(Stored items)
"""
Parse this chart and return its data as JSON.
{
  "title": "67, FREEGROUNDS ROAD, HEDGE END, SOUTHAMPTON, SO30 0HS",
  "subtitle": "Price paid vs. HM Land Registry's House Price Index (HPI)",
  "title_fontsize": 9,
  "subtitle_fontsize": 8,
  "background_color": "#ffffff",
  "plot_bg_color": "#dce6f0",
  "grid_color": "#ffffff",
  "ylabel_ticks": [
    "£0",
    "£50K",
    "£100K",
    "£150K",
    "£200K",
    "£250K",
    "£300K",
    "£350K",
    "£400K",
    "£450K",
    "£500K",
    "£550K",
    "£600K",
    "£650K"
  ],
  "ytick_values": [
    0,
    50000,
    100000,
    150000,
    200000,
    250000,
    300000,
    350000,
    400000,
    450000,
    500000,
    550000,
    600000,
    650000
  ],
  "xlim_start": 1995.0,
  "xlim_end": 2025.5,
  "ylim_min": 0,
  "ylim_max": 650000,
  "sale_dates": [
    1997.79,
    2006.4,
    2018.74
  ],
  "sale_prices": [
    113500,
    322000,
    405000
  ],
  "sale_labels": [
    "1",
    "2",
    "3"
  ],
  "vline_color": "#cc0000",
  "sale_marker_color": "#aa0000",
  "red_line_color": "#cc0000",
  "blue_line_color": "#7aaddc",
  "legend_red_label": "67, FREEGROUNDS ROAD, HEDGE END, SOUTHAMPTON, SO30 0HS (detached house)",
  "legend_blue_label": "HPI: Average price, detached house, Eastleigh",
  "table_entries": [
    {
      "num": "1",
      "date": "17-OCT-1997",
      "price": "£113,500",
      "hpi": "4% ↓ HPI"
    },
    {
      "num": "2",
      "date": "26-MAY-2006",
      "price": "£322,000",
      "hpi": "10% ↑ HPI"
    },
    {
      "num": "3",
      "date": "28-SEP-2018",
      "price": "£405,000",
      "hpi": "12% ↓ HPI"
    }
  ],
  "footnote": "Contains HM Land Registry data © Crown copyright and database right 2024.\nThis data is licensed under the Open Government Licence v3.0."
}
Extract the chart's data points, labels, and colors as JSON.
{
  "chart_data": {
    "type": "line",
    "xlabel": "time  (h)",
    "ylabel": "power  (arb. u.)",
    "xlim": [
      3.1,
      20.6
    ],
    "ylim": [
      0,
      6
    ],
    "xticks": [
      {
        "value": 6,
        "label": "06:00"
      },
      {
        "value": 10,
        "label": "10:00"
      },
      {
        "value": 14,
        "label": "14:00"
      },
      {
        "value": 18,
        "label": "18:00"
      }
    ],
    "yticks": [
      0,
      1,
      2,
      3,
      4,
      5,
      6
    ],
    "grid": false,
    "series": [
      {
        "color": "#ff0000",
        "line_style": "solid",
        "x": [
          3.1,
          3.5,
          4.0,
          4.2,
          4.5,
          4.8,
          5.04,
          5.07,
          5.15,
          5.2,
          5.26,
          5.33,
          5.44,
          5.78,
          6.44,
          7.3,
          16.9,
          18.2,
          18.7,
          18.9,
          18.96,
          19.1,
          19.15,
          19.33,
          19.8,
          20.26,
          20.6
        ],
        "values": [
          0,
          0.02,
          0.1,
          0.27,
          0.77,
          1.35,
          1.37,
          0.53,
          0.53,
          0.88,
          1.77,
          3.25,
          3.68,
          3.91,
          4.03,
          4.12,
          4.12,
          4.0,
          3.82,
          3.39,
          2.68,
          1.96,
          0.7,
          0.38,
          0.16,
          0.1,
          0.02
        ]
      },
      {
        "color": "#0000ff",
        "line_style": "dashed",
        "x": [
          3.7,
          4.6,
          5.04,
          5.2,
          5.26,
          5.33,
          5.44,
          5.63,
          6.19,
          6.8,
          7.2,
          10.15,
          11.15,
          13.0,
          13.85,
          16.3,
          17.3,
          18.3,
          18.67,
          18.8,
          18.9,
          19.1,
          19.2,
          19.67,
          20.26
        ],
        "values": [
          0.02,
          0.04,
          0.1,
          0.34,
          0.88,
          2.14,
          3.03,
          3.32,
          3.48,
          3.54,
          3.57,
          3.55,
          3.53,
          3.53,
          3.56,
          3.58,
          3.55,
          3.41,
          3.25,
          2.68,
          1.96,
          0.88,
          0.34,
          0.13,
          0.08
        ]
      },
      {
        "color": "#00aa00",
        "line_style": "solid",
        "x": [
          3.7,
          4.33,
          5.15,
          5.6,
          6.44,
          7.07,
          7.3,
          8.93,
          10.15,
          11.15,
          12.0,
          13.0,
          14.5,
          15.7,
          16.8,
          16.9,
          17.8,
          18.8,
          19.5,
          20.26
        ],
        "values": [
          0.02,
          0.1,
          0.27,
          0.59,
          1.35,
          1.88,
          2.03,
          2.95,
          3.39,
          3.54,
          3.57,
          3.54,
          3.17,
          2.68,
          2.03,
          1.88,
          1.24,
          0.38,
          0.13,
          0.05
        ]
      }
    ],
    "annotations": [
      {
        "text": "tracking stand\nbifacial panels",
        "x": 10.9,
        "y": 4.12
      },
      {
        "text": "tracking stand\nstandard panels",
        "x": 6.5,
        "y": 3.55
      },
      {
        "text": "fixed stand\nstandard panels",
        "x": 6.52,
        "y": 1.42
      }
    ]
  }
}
"""
Exactly reproduce all of the entries.

== Result below ==
Parse this chart and return its data as JSON.
{
  "title": "67, FREEGROUNDS ROAD, HEDGE END, SOUTHAMPTON, SO30 0HS",
  "subtitle": "Price paid vs. HM Land Registry's House Price Index (HPI)",
  "title_fontsize": 9,
  "subtitle_fontsize": 8,
  "background_color": "#ffffff",
  "plot_bg_color": "#dce6f0",
  "grid_color": "#ffffff",
  "ylabel_ticks": [
    "£0",
    "£50K",
    "£100K",
    "£150K",
    "£200K",
    "£250K",
    "£300K",
    "£350K",
    "£400K",
    "£450K",
    "£500K",
    "£550K",
    "£600K",
    "£650K"
  ],
  "ytick_values": [
    0,
    50000,
    100000,
    150000,
    200000,
    250000,
    300000,
    350000,
    400000,
    450000,
    500000,
    550000,
    600000,
    650000
  ],
  "xlim_start": 1995.0,
  "xlim_end": 2025.5,
  "ylim_min": 0,
  "ylim_max": 650000,
  "sale_dates": [
    1997.79,
    2006.4,
    2018.74
  ],
  "sale_prices": [
    113500,
    322000,
    405000
  ],
  "sale_labels": [
    "1",
    "2",
    "3"
  ],
  "vline_color": "#cc0000",
  "sale_marker_color": "#aa0000",
  "red_line_color": "#cc0000",
  "blue_line_color": "#7aaddc",
  "legend_red_label": "67, FREEGROUNDS ROAD, HEDGE END, SOUTHAMPTON, SO30 0HS (detached house)",
  "legend_blue_label": "HPI: Average price, detached house, Eastleigh",
  "table_entries": [
    {
      "num": "1",
      "date": "17-OCT-1997",
      "price": "£113,500",
      "hpi": "4% ↓ HPI"
    },
    {
      "num": "2",
      "date": "26-MAY-2006",
      "price": "£322,000",
      "hpi": "10% ↑ HPI"
    },
    {
      "num": "3",
      "date": "28-SEP-2018",
      "price": "£405,000",
      "hpi": "12% ↓ HPI"
    }
  ],
  "footnote": "Contains HM Land Registry data © Crown copyright and database right 2024.\nThis data is licensed under the Open Government Licence v3.0."
}
Extract the chart's data points, labels, and colors as JSON.
{
  "chart_data": {
    "type": "line",
    "xlabel": "time  (h)",
    "ylabel": "power  (arb. u.)",
    "xlim": [
      3.1,
      20.6
    ],
    "ylim": [
      0,
      6
    ],
    "xticks": [
      {
        "value": 6,
        "label": "06:00"
      },
      {
        "value": 10,
        "label": "10:00"
      },
      {
        "value": 14,
        "label": "14:00"
      },
      {
        "value": 18,
        "label": "18:00"
      }
    ],
    "yticks": [
      0,
      1,
      2,
      3,
      4,
      5,
      6
    ],
    "grid": false,
    "series": [
      {
        "color": "#ff0000",
        "line_style": "solid",
        "x": [
          3.1,
          3.5,
          4.0,
          4.2,
          4.5,
          4.8,
          5.04,
          5.07,
          5.15,
          5.2,
          5.26,
          5.33,
          5.44,
          5.78,
          6.44,
          7.3,
          16.9,
          18.2,
          18.7,
          18.9,
          18.96,
          19.1,
          19.15,
          19.33,
          19.8,
          20.26,
          20.6
        ],
        "values": [
          0,
          0.02,
          0.1,
          0.27,
          0.77,
          1.35,
          1.37,
          0.53,
          0.53,
          0.88,
          1.77,
          3.25,
          3.68,
          3.91,
          4.03,
          4.12,
          4.12,
          4.0,
          3.82,
          3.39,
          2.68,
          1.96,
          0.7,
          0.38,
          0.16,
          0.1,
          0.02
        ]
      },
      {
        "color": "#0000ff",
        "line_style": "dashed",
        "x": [
          3.7,
          4.6,
          5.04,
          5.2,
          5.26,
          5.33,
          5.44,
          5.63,
          6.19,
          6.8,
          7.2,
          10.15,
          11.15,
          13.0,
          13.85,
          16.3,
          17.3,
          18.3,
          18.67,
          18.8,
          18.9,
          19.1,
          19.2,
          19.67,
          20.26
        ],
        "values": [
          0.02,
          0.04,
          0.1,
          0.34,
          0.88,
          2.14,
          3.03,
          3.32,
          3.48,
          3.54,
          3.57,
          3.55,
          3.53,
          3.53,
          3.56,
          3.58,
          3.55,
          3.41,
          3.25,
          2.68,
          1.96,
          0.88,
          0.34,
          0.13,
          0.08
        ]
      },
      {
        "color": "#00aa00",
        "line_style": "solid",
        "x": [
          3.7,
          4.33,
          5.15,
          5.6,
          6.44,
          7.07,
          7.3,
          8.93,
          10.15,
          11.15,
          12.0,
          13.0,
          14.5,
          15.7,
          16.8,
          16.9,
          17.8,
          18.8,
          19.5,
          20.26
        ],
        "values": [
          0.02,
          0.1,
          0.27,
          0.59,
          1.35,
          1.88,
          2.03,
          2.95,
          3.39,
          3.54,
          3.57,
          3.54,
          3.17,
          2.68,
          2.03,
          1.88,
          1.24,
          0.38,
          0.13,
          0.05
        ]
      }
    ],
    "annotations": [
      {
        "text": "tracking stand\nbifacial panels",
        "x": 10.9,
        "y": 4.12
      },
      {
        "text": "tracking stand\nstandard panels",
        "x": 6.5,
        "y": 3.55
      },
      {
        "text": "fixed stand\nstandard panels",
        "x": 6.52,
        "y": 1.42
      }
    ]
  }
}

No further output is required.